_Stated exercise_.
Go through each line of the records below and count those with the word "nvillage". Give only the count.

_Raw records_.

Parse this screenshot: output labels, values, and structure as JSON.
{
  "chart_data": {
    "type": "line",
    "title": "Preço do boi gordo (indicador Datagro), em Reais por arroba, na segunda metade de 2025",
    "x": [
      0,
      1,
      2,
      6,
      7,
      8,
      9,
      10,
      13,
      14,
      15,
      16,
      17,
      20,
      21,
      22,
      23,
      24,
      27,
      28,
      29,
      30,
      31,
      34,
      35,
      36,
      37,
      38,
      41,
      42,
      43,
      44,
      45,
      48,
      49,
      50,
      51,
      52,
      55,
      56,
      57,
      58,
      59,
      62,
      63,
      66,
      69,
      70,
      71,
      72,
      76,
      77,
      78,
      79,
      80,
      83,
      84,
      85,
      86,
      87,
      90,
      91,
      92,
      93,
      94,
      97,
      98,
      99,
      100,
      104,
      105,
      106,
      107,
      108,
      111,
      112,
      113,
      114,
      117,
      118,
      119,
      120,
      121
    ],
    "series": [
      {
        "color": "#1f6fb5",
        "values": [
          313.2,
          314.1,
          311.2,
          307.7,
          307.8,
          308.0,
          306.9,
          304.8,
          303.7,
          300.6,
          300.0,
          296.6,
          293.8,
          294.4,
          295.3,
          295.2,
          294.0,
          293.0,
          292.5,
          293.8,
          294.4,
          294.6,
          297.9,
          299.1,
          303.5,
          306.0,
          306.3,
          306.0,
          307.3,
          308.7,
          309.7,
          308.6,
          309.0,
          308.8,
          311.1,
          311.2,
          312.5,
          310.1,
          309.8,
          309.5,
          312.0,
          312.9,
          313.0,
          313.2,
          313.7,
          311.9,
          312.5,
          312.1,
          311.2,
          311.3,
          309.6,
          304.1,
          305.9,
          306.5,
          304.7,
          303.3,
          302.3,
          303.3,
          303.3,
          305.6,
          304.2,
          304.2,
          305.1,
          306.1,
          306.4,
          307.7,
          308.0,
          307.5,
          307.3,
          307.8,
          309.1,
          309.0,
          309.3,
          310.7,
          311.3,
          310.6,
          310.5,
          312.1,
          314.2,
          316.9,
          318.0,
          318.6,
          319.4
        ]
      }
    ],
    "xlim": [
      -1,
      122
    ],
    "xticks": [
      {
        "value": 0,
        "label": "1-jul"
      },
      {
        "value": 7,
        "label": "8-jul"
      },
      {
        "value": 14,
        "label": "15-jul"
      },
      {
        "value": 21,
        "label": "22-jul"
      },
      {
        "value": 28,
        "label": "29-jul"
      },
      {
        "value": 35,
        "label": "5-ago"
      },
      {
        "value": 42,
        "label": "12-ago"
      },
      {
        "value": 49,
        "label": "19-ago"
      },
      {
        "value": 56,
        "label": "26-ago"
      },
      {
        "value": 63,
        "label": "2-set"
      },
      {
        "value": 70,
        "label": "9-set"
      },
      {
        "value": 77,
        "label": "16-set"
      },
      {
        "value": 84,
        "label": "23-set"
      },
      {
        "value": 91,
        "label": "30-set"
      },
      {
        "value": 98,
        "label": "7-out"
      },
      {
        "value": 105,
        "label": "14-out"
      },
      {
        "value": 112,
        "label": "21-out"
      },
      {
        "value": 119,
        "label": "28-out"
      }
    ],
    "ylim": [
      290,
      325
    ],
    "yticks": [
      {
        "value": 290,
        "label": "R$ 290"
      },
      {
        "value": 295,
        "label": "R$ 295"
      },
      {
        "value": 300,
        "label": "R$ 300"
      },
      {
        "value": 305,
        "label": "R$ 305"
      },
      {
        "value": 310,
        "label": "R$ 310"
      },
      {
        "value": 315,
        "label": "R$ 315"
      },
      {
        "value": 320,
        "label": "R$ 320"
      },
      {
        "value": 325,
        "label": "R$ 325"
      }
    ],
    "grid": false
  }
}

* * *

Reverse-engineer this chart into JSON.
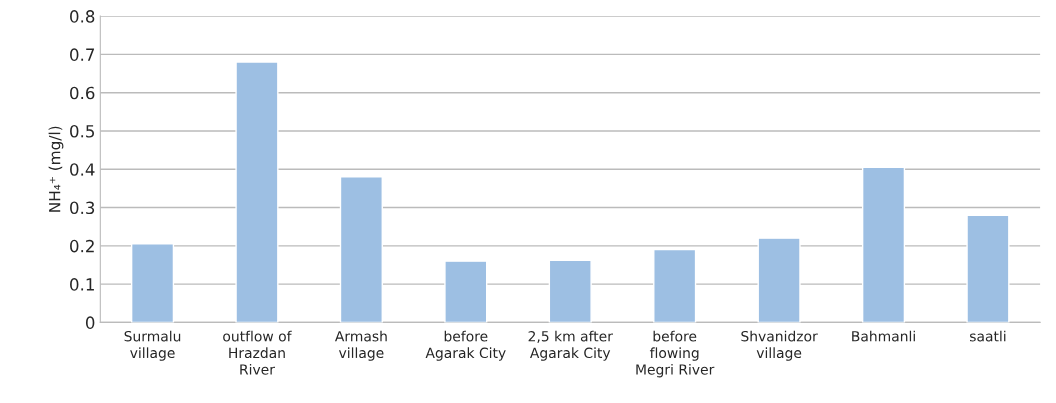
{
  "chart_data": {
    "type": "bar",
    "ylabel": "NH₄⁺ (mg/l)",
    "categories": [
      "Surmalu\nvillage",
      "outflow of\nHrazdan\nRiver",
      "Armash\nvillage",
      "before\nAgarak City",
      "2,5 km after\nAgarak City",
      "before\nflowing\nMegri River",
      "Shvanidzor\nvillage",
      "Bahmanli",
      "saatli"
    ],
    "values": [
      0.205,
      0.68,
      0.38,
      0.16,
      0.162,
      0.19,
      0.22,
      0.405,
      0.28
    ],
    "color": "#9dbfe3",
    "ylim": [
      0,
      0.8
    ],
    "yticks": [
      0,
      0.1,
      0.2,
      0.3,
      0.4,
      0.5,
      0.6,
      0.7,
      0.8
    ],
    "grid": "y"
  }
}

_The result_.
3